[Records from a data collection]
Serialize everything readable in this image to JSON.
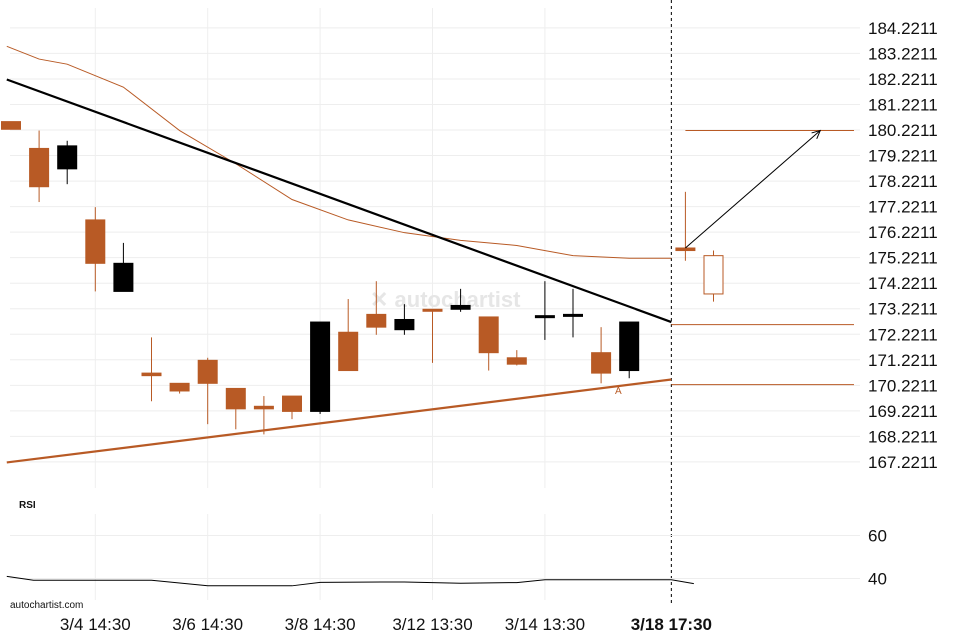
{
  "colors": {
    "bullish": "#000000",
    "bearish": "#b85a25",
    "trend_upper": "#000000",
    "trend_lower": "#b85a25",
    "moving_average": "#b85a25",
    "rsi_line": "#000000",
    "grid": "#eeeeee",
    "projection": "#000000",
    "level_lines": "#b85a25"
  },
  "chart_data": {
    "type": "candlestick",
    "watermark": "autochartist.com",
    "price_axis": {
      "range": [
        166.2,
        185.0
      ],
      "ticks": [
        "184.2211",
        "183.2211",
        "182.2211",
        "181.2211",
        "180.2211",
        "179.2211",
        "178.2211",
        "177.2211",
        "176.2211",
        "175.2211",
        "174.2211",
        "173.2211",
        "172.2211",
        "171.2211",
        "170.2211",
        "169.2211",
        "168.2211",
        "167.2211"
      ]
    },
    "x_axis": {
      "tick_labels": [
        {
          "label": "3/4 14:30",
          "index": 3,
          "bold": false
        },
        {
          "label": "3/6 14:30",
          "index": 7,
          "bold": false
        },
        {
          "label": "3/8 14:30",
          "index": 11,
          "bold": false
        },
        {
          "label": "3/12 13:30",
          "index": 15,
          "bold": false
        },
        {
          "label": "3/14 13:30",
          "index": 19,
          "bold": false
        },
        {
          "label": "3/18 17:30",
          "index": 23.5,
          "bold": true
        }
      ],
      "current_time_index": 23.5
    },
    "candles": [
      {
        "i": 0,
        "o": 180.55,
        "h": 180.55,
        "l": 180.25,
        "c": 180.25
      },
      {
        "i": 1,
        "o": 179.5,
        "h": 180.2,
        "l": 177.4,
        "c": 178.0
      },
      {
        "i": 2,
        "o": 178.7,
        "h": 179.8,
        "l": 178.1,
        "c": 179.6
      },
      {
        "i": 3,
        "o": 176.7,
        "h": 177.2,
        "l": 173.9,
        "c": 175.0
      },
      {
        "i": 4,
        "o": 173.9,
        "h": 175.8,
        "l": 173.9,
        "c": 175.0
      },
      {
        "i": 5,
        "o": 170.7,
        "h": 172.1,
        "l": 169.6,
        "c": 170.6
      },
      {
        "i": 6,
        "o": 170.3,
        "h": 170.3,
        "l": 169.9,
        "c": 170.0
      },
      {
        "i": 7,
        "o": 171.2,
        "h": 171.3,
        "l": 168.7,
        "c": 170.3
      },
      {
        "i": 8,
        "o": 170.1,
        "h": 170.1,
        "l": 168.5,
        "c": 169.3
      },
      {
        "i": 9,
        "o": 169.4,
        "h": 169.8,
        "l": 168.3,
        "c": 169.3
      },
      {
        "i": 10,
        "o": 169.8,
        "h": 169.8,
        "l": 168.9,
        "c": 169.2
      },
      {
        "i": 11,
        "o": 169.2,
        "h": 172.7,
        "l": 169.1,
        "c": 172.7
      },
      {
        "i": 12,
        "o": 172.3,
        "h": 173.6,
        "l": 170.8,
        "c": 170.8
      },
      {
        "i": 13,
        "o": 173.0,
        "h": 174.3,
        "l": 172.2,
        "c": 172.5
      },
      {
        "i": 14,
        "o": 172.4,
        "h": 173.4,
        "l": 172.2,
        "c": 172.8
      },
      {
        "i": 15,
        "o": 173.2,
        "h": 173.2,
        "l": 171.1,
        "c": 173.15
      },
      {
        "i": 16,
        "o": 173.2,
        "h": 174.0,
        "l": 173.1,
        "c": 173.35
      },
      {
        "i": 17,
        "o": 172.9,
        "h": 172.9,
        "l": 170.8,
        "c": 171.5
      },
      {
        "i": 18,
        "o": 171.3,
        "h": 171.6,
        "l": 171.0,
        "c": 171.05
      },
      {
        "i": 19,
        "o": 172.95,
        "h": 174.3,
        "l": 172.0,
        "c": 172.95
      },
      {
        "i": 20,
        "o": 173.0,
        "h": 174.0,
        "l": 172.1,
        "c": 173.0
      },
      {
        "i": 21,
        "o": 171.5,
        "h": 172.5,
        "l": 170.3,
        "c": 170.7
      },
      {
        "i": 22,
        "o": 170.8,
        "h": 172.7,
        "l": 170.5,
        "c": 172.7
      },
      {
        "i": 24,
        "o": 175.6,
        "h": 177.8,
        "l": 175.1,
        "c": 175.5
      },
      {
        "i": 25,
        "o": 175.3,
        "h": 175.5,
        "l": 173.5,
        "c": 173.8,
        "hollow": true
      }
    ],
    "trendlines": [
      {
        "name": "resistance",
        "from": [
          -0.15,
          182.2
        ],
        "to": [
          23.5,
          172.7
        ]
      },
      {
        "name": "support",
        "from": [
          -0.15,
          167.2
        ],
        "to": [
          23.5,
          170.45
        ]
      }
    ],
    "moving_average": [
      [
        -0.15,
        183.5
      ],
      [
        1,
        183.0
      ],
      [
        2,
        182.8
      ],
      [
        4,
        181.9
      ],
      [
        6,
        180.2
      ],
      [
        8,
        178.9
      ],
      [
        10,
        177.5
      ],
      [
        12,
        176.7
      ],
      [
        14,
        176.2
      ],
      [
        16,
        175.9
      ],
      [
        18,
        175.7
      ],
      [
        20,
        175.3
      ],
      [
        22,
        175.2
      ],
      [
        23.5,
        175.2
      ]
    ],
    "levels": [
      {
        "value": 180.2,
        "from": 24.0,
        "to": 30
      },
      {
        "value": 172.6,
        "from": 23.5,
        "to": 30
      },
      {
        "value": 170.25,
        "from": 23.5,
        "to": 30
      }
    ],
    "projection": {
      "from": [
        24.0,
        175.6
      ],
      "to": [
        28.8,
        180.2
      ]
    },
    "annotation": {
      "text": "A",
      "index": 21.6,
      "price": 170.2
    },
    "rsi": {
      "title": "RSI",
      "range": [
        30,
        70
      ],
      "ticks": [
        "60",
        "40"
      ],
      "values": [
        [
          -0.15,
          41
        ],
        [
          0.8,
          39.2
        ],
        [
          5,
          39.2
        ],
        [
          7,
          36.6
        ],
        [
          10,
          36.6
        ],
        [
          11,
          38.2
        ],
        [
          14,
          38.4
        ],
        [
          16,
          37.8
        ],
        [
          18,
          38.1
        ],
        [
          19,
          39.4
        ],
        [
          23.5,
          39.4
        ],
        [
          24.3,
          37.6
        ]
      ]
    }
  }
}
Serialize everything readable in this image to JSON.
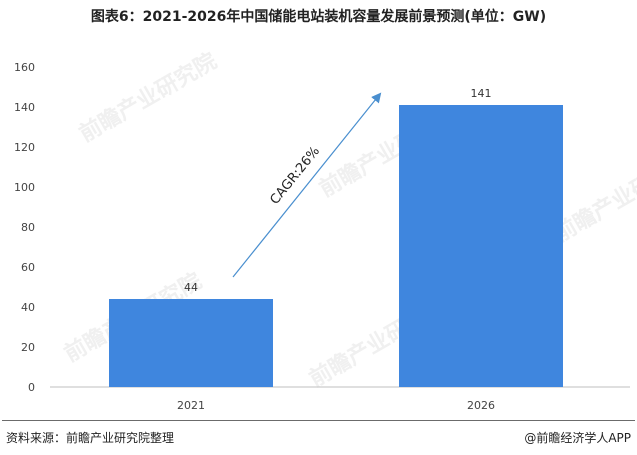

*Direction*: Copy out all of the data word for word. Do not carry over any picture.

*Response to this exercise*:
Serialize everything readable in this image to JSON.
{
  "colors": {
    "bullish": "#000000",
    "bearish": "#b85a25",
    "trend_upper": "#000000",
    "trend_lower": "#b85a25",
    "moving_average": "#b85a25",
    "rsi_line": "#000000",
    "grid": "#eeeeee",
    "projection": "#000000",
    "level_lines": "#b85a25"
  },
  "chart_data": {
    "type": "candlestick",
    "watermark": "autochartist.com",
    "price_axis": {
      "range": [
        166.2,
        185.0
      ],
      "ticks": [
        "184.2211",
        "183.2211",
        "182.2211",
        "181.2211",
        "180.2211",
        "179.2211",
        "178.2211",
        "177.2211",
        "176.2211",
        "175.2211",
        "174.2211",
        "173.2211",
        "172.2211",
        "171.2211",
        "170.2211",
        "169.2211",
        "168.2211",
        "167.2211"
      ]
    },
    "x_axis": {
      "tick_labels": [
        {
          "label": "3/4 14:30",
          "index": 3,
          "bold": false
        },
        {
          "label": "3/6 14:30",
          "index": 7,
          "bold": false
        },
        {
          "label": "3/8 14:30",
          "index": 11,
          "bold": false
        },
        {
          "label": "3/12 13:30",
          "index": 15,
          "bold": false
        },
        {
          "label": "3/14 13:30",
          "index": 19,
          "bold": false
        },
        {
          "label": "3/18 17:30",
          "index": 23.5,
          "bold": true
        }
      ],
      "current_time_index": 23.5
    },
    "candles": [
      {
        "i": 0,
        "o": 180.55,
        "h": 180.55,
        "l": 180.25,
        "c": 180.25
      },
      {
        "i": 1,
        "o": 179.5,
        "h": 180.2,
        "l": 177.4,
        "c": 178.0
      },
      {
        "i": 2,
        "o": 178.7,
        "h": 179.8,
        "l": 178.1,
        "c": 179.6
      },
      {
        "i": 3,
        "o": 176.7,
        "h": 177.2,
        "l": 173.9,
        "c": 175.0
      },
      {
        "i": 4,
        "o": 173.9,
        "h": 175.8,
        "l": 173.9,
        "c": 175.0
      },
      {
        "i": 5,
        "o": 170.7,
        "h": 172.1,
        "l": 169.6,
        "c": 170.6
      },
      {
        "i": 6,
        "o": 170.3,
        "h": 170.3,
        "l": 169.9,
        "c": 170.0
      },
      {
        "i": 7,
        "o": 171.2,
        "h": 171.3,
        "l": 168.7,
        "c": 170.3
      },
      {
        "i": 8,
        "o": 170.1,
        "h": 170.1,
        "l": 168.5,
        "c": 169.3
      },
      {
        "i": 9,
        "o": 169.4,
        "h": 169.8,
        "l": 168.3,
        "c": 169.3
      },
      {
        "i": 10,
        "o": 169.8,
        "h": 169.8,
        "l": 168.9,
        "c": 169.2
      },
      {
        "i": 11,
        "o": 169.2,
        "h": 172.7,
        "l": 169.1,
        "c": 172.7
      },
      {
        "i": 12,
        "o": 172.3,
        "h": 173.6,
        "l": 170.8,
        "c": 170.8
      },
      {
        "i": 13,
        "o": 173.0,
        "h": 174.3,
        "l": 172.2,
        "c": 172.5
      },
      {
        "i": 14,
        "o": 172.4,
        "h": 173.4,
        "l": 172.2,
        "c": 172.8
      },
      {
        "i": 15,
        "o": 173.2,
        "h": 173.2,
        "l": 171.1,
        "c": 173.15
      },
      {
        "i": 16,
        "o": 173.2,
        "h": 174.0,
        "l": 173.1,
        "c": 173.35
      },
      {
        "i": 17,
        "o": 172.9,
        "h": 172.9,
        "l": 170.8,
        "c": 171.5
      },
      {
        "i": 18,
        "o": 171.3,
        "h": 171.6,
        "l": 171.0,
        "c": 171.05
      },
      {
        "i": 19,
        "o": 172.95,
        "h": 174.3,
        "l": 172.0,
        "c": 172.95
      },
      {
        "i": 20,
        "o": 173.0,
        "h": 174.0,
        "l": 172.1,
        "c": 173.0
      },
      {
        "i": 21,
        "o": 171.5,
        "h": 172.5,
        "l": 170.3,
        "c": 170.7
      },
      {
        "i": 22,
        "o": 170.8,
        "h": 172.7,
        "l": 170.5,
        "c": 172.7
      },
      {
        "i": 24,
        "o": 175.6,
        "h": 177.8,
        "l": 175.1,
        "c": 175.5
      },
      {
        "i": 25,
        "o": 175.3,
        "h": 175.5,
        "l": 173.5,
        "c": 173.8,
        "hollow": true
      }
    ],
    "trendlines": [
      {
        "name": "resistance",
        "from": [
          -0.15,
          182.2
        ],
        "to": [
          23.5,
          172.7
        ]
      },
      {
        "name": "support",
        "from": [
          -0.15,
          167.2
        ],
        "to": [
          23.5,
          170.45
        ]
      }
    ],
    "moving_average": [
      [
        -0.15,
        183.5
      ],
      [
        1,
        183.0
      ],
      [
        2,
        182.8
      ],
      [
        4,
        181.9
      ],
      [
        6,
        180.2
      ],
      [
        8,
        178.9
      ],
      [
        10,
        177.5
      ],
      [
        12,
        176.7
      ],
      [
        14,
        176.2
      ],
      [
        16,
        175.9
      ],
      [
        18,
        175.7
      ],
      [
        20,
        175.3
      ],
      [
        22,
        175.2
      ],
      [
        23.5,
        175.2
      ]
    ],
    "levels": [
      {
        "value": 180.2,
        "from": 24.0,
        "to": 30
      },
      {
        "value": 172.6,
        "from": 23.5,
        "to": 30
      },
      {
        "value": 170.25,
        "from": 23.5,
        "to": 30
      }
    ],
    "projection": {
      "from": [
        24.0,
        175.6
      ],
      "to": [
        28.8,
        180.2
      ]
    },
    "annotation": {
      "text": "A",
      "index": 21.6,
      "price": 170.2
    },
    "rsi": {
      "title": "RSI",
      "range": [
        30,
        70
      ],
      "ticks": [
        "60",
        "40"
      ],
      "values": [
        [
          -0.15,
          41
        ],
        [
          0.8,
          39.2
        ],
        [
          5,
          39.2
        ],
        [
          7,
          36.6
        ],
        [
          10,
          36.6
        ],
        [
          11,
          38.2
        ],
        [
          14,
          38.4
        ],
        [
          16,
          37.8
        ],
        [
          18,
          38.1
        ],
        [
          19,
          39.4
        ],
        [
          23.5,
          39.4
        ],
        [
          24.3,
          37.6
        ]
      ]
    }
  }
}
Serialize everything readable in this image to JSON.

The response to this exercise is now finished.